## Start Extracted data

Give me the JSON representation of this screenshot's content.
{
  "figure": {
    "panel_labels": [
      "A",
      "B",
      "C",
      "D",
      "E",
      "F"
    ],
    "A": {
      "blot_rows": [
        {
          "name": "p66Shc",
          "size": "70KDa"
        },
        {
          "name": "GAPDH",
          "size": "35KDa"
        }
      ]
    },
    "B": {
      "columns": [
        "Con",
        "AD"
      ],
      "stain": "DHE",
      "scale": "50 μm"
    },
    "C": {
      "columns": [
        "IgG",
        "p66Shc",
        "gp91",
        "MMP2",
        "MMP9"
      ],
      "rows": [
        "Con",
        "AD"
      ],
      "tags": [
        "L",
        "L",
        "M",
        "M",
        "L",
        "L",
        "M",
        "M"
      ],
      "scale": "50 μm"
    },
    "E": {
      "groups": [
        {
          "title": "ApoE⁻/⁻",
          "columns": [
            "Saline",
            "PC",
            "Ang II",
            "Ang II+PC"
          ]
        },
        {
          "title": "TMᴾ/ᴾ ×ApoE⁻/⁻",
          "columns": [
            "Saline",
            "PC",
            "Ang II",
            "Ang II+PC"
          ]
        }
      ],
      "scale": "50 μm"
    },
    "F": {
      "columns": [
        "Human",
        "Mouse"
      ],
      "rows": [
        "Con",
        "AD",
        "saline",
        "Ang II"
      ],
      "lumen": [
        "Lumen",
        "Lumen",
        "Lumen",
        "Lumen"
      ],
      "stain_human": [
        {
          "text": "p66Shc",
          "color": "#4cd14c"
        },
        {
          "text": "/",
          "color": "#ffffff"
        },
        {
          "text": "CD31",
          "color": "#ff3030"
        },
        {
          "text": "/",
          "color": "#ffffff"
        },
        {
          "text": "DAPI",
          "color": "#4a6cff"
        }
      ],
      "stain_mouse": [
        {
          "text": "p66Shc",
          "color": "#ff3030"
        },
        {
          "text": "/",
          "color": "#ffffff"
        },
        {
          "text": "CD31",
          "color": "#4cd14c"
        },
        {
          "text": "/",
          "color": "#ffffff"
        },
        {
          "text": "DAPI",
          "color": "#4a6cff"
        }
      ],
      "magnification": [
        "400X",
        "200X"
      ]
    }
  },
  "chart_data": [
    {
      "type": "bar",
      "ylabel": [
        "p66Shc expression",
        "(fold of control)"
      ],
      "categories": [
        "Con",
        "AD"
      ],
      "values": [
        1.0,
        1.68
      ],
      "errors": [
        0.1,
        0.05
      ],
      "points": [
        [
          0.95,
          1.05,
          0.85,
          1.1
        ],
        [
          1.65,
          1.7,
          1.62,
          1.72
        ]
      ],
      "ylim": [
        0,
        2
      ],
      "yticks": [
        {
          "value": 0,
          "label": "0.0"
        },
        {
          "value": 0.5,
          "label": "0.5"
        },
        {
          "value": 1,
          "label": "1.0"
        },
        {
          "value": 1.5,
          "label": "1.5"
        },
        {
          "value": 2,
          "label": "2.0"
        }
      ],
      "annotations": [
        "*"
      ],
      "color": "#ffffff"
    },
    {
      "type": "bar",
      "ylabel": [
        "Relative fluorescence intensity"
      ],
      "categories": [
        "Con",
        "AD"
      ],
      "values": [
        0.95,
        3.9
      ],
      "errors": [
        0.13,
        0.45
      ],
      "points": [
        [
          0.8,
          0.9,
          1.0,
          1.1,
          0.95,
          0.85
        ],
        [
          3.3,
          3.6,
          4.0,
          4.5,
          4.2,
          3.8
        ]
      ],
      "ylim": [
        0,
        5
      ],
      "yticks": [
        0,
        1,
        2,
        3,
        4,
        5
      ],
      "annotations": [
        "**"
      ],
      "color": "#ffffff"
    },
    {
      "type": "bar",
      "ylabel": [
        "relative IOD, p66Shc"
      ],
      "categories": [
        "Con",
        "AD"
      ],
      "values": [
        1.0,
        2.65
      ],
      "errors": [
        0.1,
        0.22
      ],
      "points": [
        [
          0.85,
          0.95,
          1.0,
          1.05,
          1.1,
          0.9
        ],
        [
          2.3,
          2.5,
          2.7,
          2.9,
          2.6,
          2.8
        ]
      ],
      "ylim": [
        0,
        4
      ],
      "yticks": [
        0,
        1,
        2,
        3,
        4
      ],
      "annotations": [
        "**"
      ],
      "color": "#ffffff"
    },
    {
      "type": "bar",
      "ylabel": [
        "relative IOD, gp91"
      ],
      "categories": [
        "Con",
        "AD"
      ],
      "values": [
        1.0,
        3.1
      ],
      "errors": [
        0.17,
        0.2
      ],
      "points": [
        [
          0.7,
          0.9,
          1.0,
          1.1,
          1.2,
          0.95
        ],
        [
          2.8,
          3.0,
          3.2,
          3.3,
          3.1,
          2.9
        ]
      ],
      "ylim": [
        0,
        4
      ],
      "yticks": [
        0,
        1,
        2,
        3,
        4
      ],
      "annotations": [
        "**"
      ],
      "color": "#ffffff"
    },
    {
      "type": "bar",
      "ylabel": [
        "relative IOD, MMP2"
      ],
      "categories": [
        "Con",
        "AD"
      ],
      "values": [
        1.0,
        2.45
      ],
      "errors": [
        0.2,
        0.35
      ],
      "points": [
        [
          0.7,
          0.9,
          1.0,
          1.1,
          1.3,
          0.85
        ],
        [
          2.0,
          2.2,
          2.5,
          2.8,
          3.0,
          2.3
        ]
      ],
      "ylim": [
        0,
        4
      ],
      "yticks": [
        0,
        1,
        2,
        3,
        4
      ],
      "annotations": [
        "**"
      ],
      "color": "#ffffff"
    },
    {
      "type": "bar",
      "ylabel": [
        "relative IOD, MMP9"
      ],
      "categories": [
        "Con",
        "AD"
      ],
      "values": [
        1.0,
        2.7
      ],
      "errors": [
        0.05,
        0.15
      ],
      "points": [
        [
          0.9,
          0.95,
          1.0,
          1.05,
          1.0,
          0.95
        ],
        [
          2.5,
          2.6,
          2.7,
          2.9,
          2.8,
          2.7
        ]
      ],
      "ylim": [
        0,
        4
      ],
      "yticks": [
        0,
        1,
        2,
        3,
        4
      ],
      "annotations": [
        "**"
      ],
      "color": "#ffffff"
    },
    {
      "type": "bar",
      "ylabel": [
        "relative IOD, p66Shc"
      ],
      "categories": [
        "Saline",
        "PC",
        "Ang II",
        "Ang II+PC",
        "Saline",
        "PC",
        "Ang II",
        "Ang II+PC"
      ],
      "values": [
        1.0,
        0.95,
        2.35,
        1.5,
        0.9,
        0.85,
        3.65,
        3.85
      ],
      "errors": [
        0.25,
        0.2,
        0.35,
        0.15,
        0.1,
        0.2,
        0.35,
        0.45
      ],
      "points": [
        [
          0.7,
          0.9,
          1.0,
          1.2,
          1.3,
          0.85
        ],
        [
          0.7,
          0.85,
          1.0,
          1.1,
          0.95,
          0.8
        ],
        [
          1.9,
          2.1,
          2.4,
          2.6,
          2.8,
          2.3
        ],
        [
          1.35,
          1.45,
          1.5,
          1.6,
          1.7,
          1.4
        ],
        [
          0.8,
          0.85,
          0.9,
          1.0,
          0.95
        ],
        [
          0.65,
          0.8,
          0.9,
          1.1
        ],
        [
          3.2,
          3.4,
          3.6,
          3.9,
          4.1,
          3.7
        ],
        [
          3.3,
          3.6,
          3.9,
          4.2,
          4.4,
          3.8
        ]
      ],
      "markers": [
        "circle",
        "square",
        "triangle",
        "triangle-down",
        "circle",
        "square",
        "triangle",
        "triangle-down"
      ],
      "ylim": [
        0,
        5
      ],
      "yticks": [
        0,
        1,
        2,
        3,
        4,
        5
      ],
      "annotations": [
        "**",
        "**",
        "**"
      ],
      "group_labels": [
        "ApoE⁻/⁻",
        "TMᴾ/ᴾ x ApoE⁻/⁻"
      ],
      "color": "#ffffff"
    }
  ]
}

## End Extracted data

Gather every line containing the word "triangle" and copy it.

        "triangle",
        "triangle-down",
        "triangle",
        "triangle-down"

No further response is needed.